• **YOUR INSTRUCTIONS**: Lines containing the word "Севастополя" should be extracted in full.

• **RECORDED INFORMATION**:
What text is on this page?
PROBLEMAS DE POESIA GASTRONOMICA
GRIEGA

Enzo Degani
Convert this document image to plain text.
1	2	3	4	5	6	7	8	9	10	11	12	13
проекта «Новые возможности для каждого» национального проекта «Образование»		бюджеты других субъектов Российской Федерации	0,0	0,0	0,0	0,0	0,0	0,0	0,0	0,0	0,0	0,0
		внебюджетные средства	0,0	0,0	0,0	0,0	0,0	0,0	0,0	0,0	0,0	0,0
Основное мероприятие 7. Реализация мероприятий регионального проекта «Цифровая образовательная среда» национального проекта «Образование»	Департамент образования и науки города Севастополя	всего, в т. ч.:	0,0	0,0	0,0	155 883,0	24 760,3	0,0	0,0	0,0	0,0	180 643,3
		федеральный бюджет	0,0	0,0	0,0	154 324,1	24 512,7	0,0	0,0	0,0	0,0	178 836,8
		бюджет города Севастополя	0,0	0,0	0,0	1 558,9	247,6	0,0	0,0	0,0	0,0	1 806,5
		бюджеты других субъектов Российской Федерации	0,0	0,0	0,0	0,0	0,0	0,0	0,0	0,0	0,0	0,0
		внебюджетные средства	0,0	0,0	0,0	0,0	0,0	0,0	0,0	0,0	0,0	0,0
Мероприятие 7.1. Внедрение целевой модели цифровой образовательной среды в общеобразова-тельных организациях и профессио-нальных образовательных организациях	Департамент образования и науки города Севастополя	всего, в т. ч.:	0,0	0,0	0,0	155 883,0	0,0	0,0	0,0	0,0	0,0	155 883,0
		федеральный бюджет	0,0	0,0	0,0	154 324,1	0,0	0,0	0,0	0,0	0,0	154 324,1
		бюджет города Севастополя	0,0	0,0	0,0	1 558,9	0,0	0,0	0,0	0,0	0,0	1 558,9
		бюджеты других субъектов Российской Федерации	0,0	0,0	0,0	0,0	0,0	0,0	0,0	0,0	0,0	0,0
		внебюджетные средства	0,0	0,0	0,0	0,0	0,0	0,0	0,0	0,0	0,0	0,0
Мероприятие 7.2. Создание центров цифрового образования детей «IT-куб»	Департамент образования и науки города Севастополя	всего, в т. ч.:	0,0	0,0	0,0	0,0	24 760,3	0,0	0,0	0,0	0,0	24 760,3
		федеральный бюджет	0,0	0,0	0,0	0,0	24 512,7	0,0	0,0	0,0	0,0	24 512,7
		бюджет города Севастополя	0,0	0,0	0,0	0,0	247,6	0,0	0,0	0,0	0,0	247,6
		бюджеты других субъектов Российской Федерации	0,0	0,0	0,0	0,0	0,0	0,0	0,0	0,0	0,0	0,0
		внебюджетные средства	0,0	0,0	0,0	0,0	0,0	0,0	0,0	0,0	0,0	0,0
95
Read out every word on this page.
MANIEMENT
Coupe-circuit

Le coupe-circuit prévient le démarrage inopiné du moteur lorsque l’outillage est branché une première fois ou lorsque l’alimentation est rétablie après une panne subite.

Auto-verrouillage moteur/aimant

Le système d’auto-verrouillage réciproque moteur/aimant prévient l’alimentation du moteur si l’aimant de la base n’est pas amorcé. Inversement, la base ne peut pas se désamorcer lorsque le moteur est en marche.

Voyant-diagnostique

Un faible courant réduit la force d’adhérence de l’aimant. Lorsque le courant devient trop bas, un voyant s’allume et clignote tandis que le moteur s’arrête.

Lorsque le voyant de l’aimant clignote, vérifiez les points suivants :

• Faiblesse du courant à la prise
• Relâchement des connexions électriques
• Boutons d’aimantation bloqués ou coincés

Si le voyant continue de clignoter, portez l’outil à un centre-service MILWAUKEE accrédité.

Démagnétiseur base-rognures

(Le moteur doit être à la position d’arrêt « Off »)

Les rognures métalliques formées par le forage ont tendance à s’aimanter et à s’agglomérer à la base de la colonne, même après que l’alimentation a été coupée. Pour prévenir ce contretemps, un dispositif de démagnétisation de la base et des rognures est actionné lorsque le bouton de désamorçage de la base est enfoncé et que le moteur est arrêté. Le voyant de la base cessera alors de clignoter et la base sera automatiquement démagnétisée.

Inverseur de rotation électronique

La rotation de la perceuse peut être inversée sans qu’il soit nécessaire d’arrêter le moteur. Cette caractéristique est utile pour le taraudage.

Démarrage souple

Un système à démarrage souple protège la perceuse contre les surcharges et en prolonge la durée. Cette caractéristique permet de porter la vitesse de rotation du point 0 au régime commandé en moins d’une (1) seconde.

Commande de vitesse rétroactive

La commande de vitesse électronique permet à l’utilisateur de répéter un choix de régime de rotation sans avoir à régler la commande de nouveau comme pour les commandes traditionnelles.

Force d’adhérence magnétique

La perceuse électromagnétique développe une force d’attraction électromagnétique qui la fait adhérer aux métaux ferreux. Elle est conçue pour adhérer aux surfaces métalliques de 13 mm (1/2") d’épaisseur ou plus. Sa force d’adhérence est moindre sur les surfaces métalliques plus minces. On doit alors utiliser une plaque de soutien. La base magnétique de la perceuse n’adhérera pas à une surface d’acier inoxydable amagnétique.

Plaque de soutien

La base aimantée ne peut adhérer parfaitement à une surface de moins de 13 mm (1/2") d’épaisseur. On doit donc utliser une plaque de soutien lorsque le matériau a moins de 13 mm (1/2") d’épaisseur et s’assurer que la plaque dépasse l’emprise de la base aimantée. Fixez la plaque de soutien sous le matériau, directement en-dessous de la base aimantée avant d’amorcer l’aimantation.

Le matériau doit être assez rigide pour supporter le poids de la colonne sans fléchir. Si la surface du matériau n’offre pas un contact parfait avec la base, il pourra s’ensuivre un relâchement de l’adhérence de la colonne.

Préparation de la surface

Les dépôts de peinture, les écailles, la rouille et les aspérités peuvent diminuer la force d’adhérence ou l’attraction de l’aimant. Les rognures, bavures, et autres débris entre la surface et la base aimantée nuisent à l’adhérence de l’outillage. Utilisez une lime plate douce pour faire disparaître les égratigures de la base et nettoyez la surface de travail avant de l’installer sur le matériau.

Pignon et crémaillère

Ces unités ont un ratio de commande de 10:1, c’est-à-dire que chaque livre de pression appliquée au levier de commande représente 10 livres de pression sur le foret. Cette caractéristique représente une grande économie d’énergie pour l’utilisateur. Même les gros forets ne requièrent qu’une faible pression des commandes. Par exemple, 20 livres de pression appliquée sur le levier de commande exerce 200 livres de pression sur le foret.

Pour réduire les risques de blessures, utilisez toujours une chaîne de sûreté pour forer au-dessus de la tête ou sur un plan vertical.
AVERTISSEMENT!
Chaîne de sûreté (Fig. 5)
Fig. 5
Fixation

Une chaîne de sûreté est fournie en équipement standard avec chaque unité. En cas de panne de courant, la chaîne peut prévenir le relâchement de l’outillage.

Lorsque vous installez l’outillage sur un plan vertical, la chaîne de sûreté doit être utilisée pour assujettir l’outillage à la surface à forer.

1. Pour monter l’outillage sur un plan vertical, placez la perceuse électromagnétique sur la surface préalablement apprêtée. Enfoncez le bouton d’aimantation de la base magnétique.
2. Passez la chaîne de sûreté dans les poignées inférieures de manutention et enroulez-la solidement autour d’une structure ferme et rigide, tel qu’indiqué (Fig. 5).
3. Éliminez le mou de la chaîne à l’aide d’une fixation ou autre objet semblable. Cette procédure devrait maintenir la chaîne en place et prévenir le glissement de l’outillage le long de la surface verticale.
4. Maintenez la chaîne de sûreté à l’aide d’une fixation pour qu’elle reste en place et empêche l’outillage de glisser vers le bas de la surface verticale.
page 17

• **WORKED SOLUTION**:
Основное мероприятие 7. Реализация мероприятий регионального проекта «Цифровая образовательная среда» национального проекта «Образование»	Департамент образования и науки города Севастополя	всего, в т. ч.:	0,0	0,0	0,0	155 883,0	24 760,3	0,0	0,0	0,0	0,0	180 643,3
		бюджет города Севастополя	0,0	0,0	0,0	1 558,9	247,6	0,0	0,0	0,0	0,0	1 806,5
Мероприятие 7.1. Внедрение целевой модели цифровой образовательной среды в общеобразова-тельных организациях и профессио-нальных образовательных организациях	Департамент образования и науки города Севастополя	всего, в т. ч.:	0,0	0,0	0,0	155 883,0	0,0	0,0	0,0	0,0	0,0	155 883,0
		бюджет города Севастополя	0,0	0,0	0,0	1 558,9	0,0	0,0	0,0	0,0	0,0	1 558,9
Мероприятие 7.2. Создание центров цифрового образования детей «IT-куб»	Департамент образования и науки города Севастополя	всего, в т. ч.:	0,0	0,0	0,0	0,0	24 760,3	0,0	0,0	0,0	0,0	24 760,3
		бюджет города Севастополя	0,0	0,0	0,0	0,0	247,6	0,0	0,0	0,0	0,0	247,6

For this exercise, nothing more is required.